THE EXERCISE: Provide nothing beyond the count of lines that include the string "want".
::::
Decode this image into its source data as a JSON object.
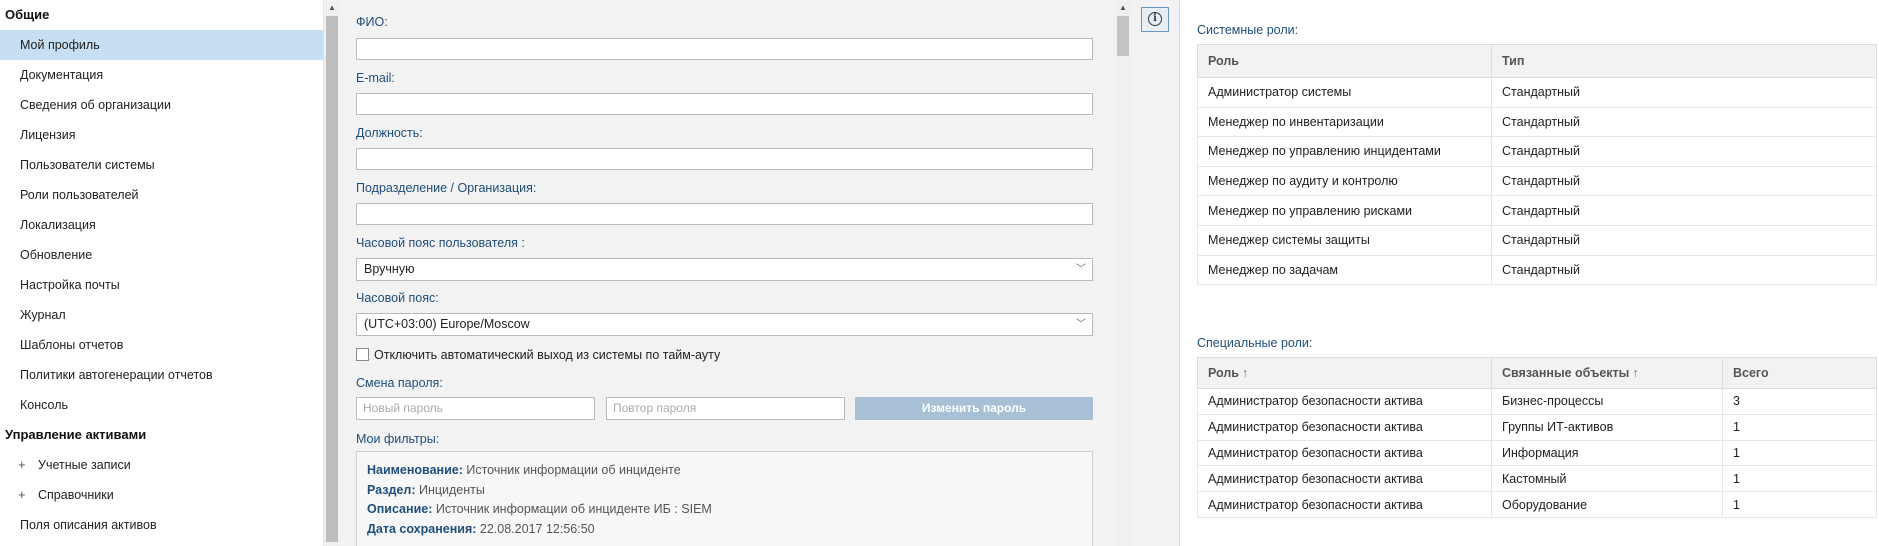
{
  "sidebar": {
    "items": [
      {
        "type": "section",
        "label": "Общие"
      },
      {
        "type": "item",
        "label": "Мой профиль",
        "active": true
      },
      {
        "type": "item",
        "label": "Документация"
      },
      {
        "type": "item",
        "label": "Сведения об организации"
      },
      {
        "type": "item",
        "label": "Лицензия"
      },
      {
        "type": "item",
        "label": "Пользователи системы"
      },
      {
        "type": "item",
        "label": "Роли пользователей"
      },
      {
        "type": "item",
        "label": "Локализация"
      },
      {
        "type": "item",
        "label": "Обновление"
      },
      {
        "type": "item",
        "label": "Настройка почты"
      },
      {
        "type": "item",
        "label": "Журнал"
      },
      {
        "type": "item",
        "label": "Шаблоны отчетов"
      },
      {
        "type": "item",
        "label": "Политики автогенерации отчетов"
      },
      {
        "type": "item",
        "label": "Консоль"
      },
      {
        "type": "section",
        "label": "Управление активами"
      },
      {
        "type": "tree",
        "label": "Учетные записи",
        "expander": "+"
      },
      {
        "type": "tree",
        "label": "Справочники",
        "expander": "+"
      },
      {
        "type": "item",
        "label": "Поля описания активов"
      }
    ]
  },
  "form": {
    "fio_label": "ФИО:",
    "email_label": "E-mail:",
    "position_label": "Должность:",
    "department_label": "Подразделение / Организация:",
    "tz_mode_label": "Часовой пояс пользователя :",
    "tz_mode_value": "Вручную",
    "tz_label": "Часовой пояс:",
    "tz_value": "(UTC+03:00) Europe/Moscow",
    "auto_logout_label": "Отключить автоматический выход из системы по тайм-ауту",
    "password_section_label": "Смена пароля:",
    "new_password_placeholder": "Новый пароль",
    "repeat_password_placeholder": "Повтор пароля",
    "change_password_button": "Изменить пароль",
    "filters_label": "Мои фильтры:",
    "filter": {
      "name_key": "Наименование:",
      "name_value": "Источник информации об инциденте",
      "section_key": "Раздел:",
      "section_value": "Инциденты",
      "desc_key": "Описание:",
      "desc_value": "Источник информации об инциденте ИБ : SIEM",
      "date_key": "Дата сохранения:",
      "date_value": "22.08.2017 12:56:50"
    }
  },
  "right": {
    "system_roles_title": "Системные роли:",
    "system_roles_headers": [
      "Роль",
      "Тип"
    ],
    "system_roles": [
      [
        "Администратор системы",
        "Стандартный"
      ],
      [
        "Менеджер по инвентаризации",
        "Стандартный"
      ],
      [
        "Менеджер по управлению инцидентами",
        "Стандартный"
      ],
      [
        "Менеджер по аудиту и контролю",
        "Стандартный"
      ],
      [
        "Менеджер по управлению рисками",
        "Стандартный"
      ],
      [
        "Менеджер системы защиты",
        "Стандартный"
      ],
      [
        "Менеджер по задачам",
        "Стандартный"
      ]
    ],
    "special_roles_title": "Специальные роли:",
    "special_roles_headers": [
      "Роль",
      "Связанные объекты",
      "Всего"
    ],
    "sort_icon": "↑",
    "special_roles": [
      [
        "Администратор безопасности актива",
        "Бизнес-процессы",
        "3"
      ],
      [
        "Администратор безопасности актива",
        "Группы ИТ-активов",
        "1"
      ],
      [
        "Администратор безопасности актива",
        "Информация",
        "1"
      ],
      [
        "Администратор безопасности актива",
        "Кастомный",
        "1"
      ],
      [
        "Администратор безопасности актива",
        "Оборудование",
        "1"
      ]
    ]
  },
  "info_button_glyph": "i"
}
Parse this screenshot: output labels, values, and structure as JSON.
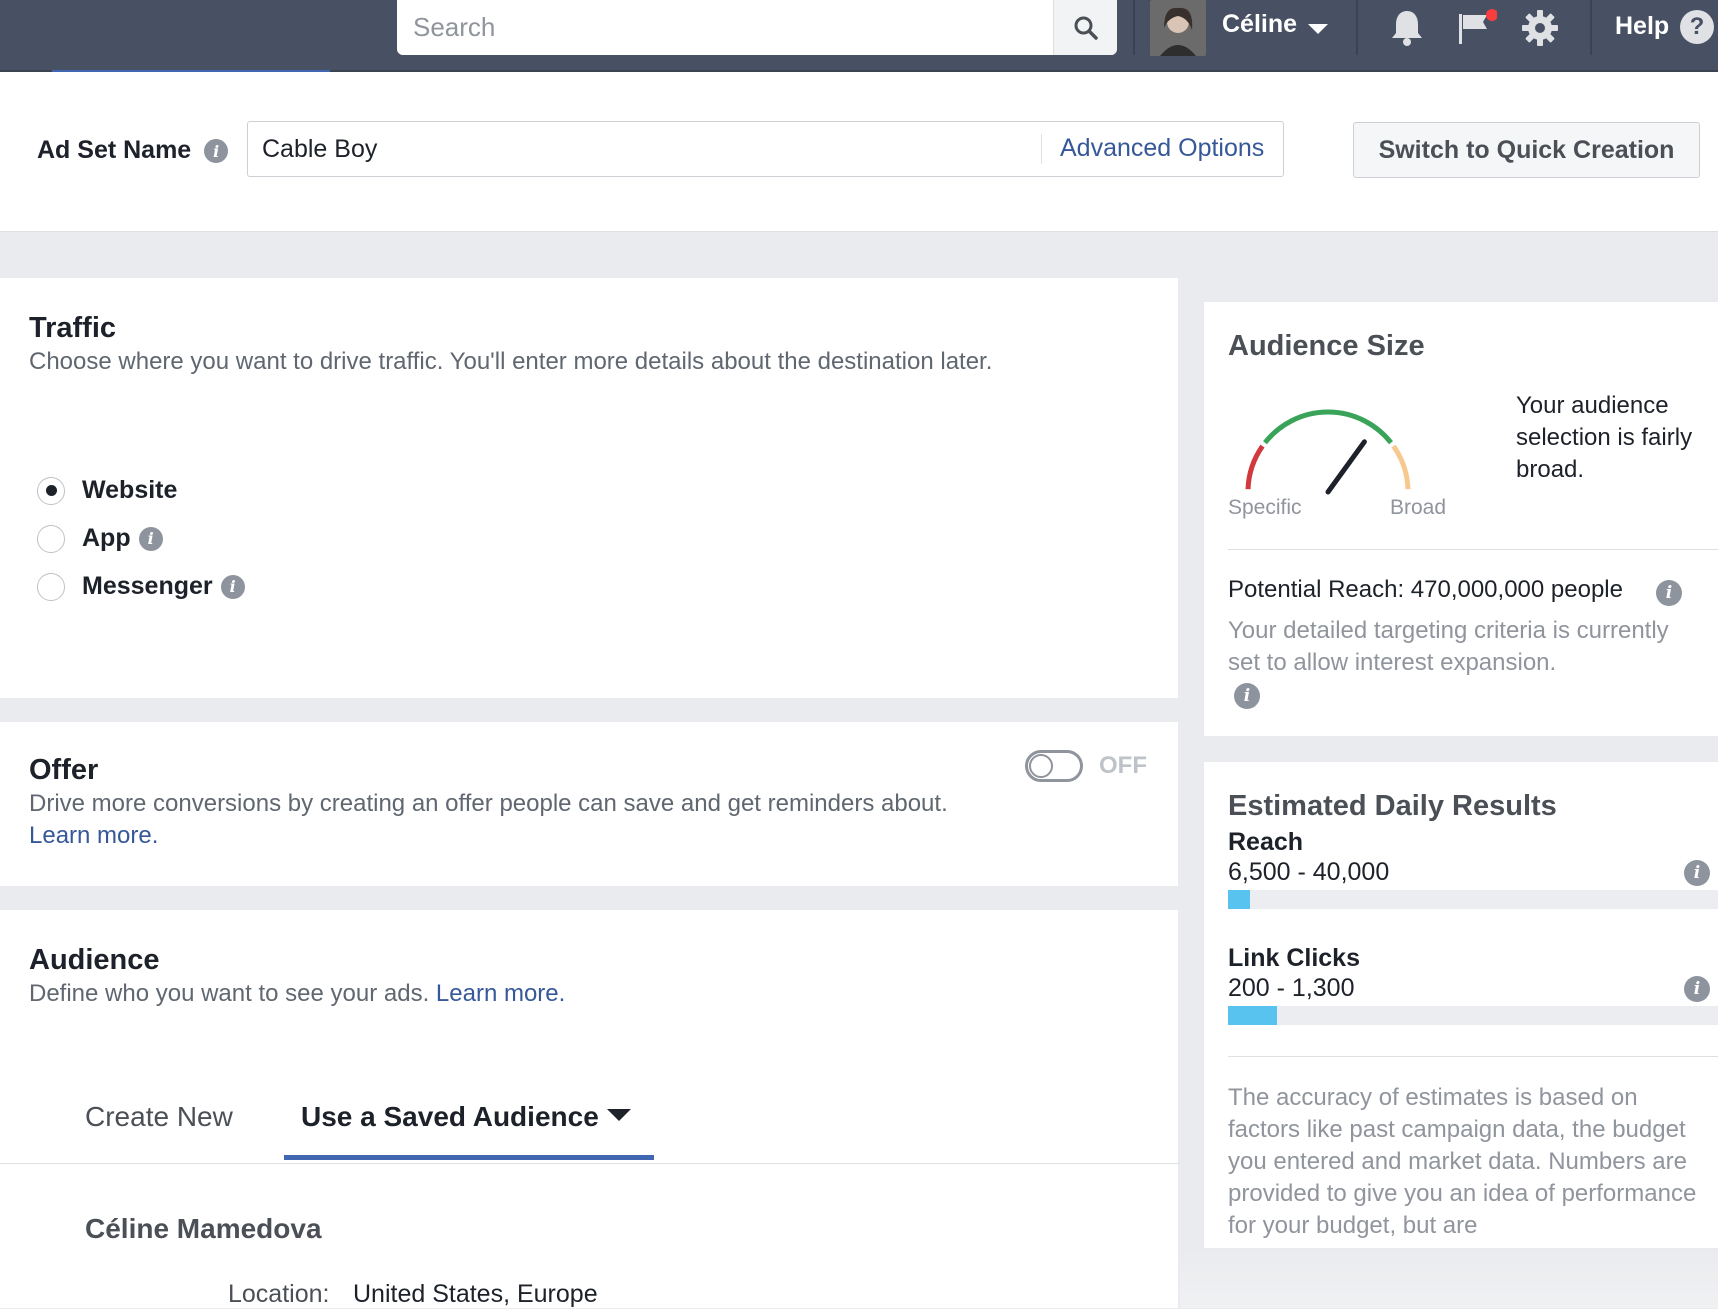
{
  "topbar": {
    "search_placeholder": "Search",
    "user_name": "Céline",
    "help_label": "Help",
    "help_icon": "?",
    "notification_dot_color": "#fa3e3e"
  },
  "adset": {
    "label": "Ad Set Name",
    "name_value": "Cable Boy",
    "advanced_options": "Advanced Options",
    "switch_button": "Switch to Quick Creation"
  },
  "traffic": {
    "title": "Traffic",
    "subtitle": "Choose where you want to drive traffic. You'll enter more details about the destination later.",
    "options": [
      {
        "label": "Website",
        "selected": true
      },
      {
        "label": "App",
        "selected": false
      },
      {
        "label": "Messenger",
        "selected": false
      }
    ]
  },
  "offer": {
    "title": "Offer",
    "subtitle": "Drive more conversions by creating an offer people can save and get reminders about.",
    "learn_more": "Learn more.",
    "toggle_state": "OFF"
  },
  "audience": {
    "title": "Audience",
    "subtitle": "Define who you want to see your ads.",
    "learn_more": "Learn more.",
    "tabs": [
      {
        "label": "Create New",
        "active": false
      },
      {
        "label": "Use a Saved Audience",
        "active": true
      }
    ],
    "saved_name": "Céline Mamedova",
    "location_label": "Location:",
    "location_value": "United States, Europe"
  },
  "audience_size": {
    "title": "Audience Size",
    "gauge_left": "Specific",
    "gauge_right": "Broad",
    "gauge_level": 0.7,
    "description": "Your audience selection is fairly broad.",
    "potential_reach": "Potential Reach: 470,000,000 people",
    "expansion_note": "Your detailed targeting criteria is currently set to allow interest expansion."
  },
  "daily_results": {
    "title": "Estimated Daily Results",
    "metrics": [
      {
        "label": "Reach",
        "value": "6,500 - 40,000",
        "fill_fraction": 0.045
      },
      {
        "label": "Link Clicks",
        "value": "200 - 1,300",
        "fill_fraction": 0.1
      }
    ],
    "note": "The accuracy of estimates is based on factors like past campaign data, the budget you entered and market data. Numbers are provided to give you an idea of performance for your budget, but are"
  },
  "colors": {
    "topbar": "#485063",
    "link": "#365899",
    "accent_tab": "#4267b2",
    "bar_fill": "#58c3ee",
    "gauge_red": "#d0393e",
    "gauge_green": "#3aa35a",
    "gauge_orange": "#f7c98f"
  }
}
::::
SOLUTION FOR THIS EXERCISE: 2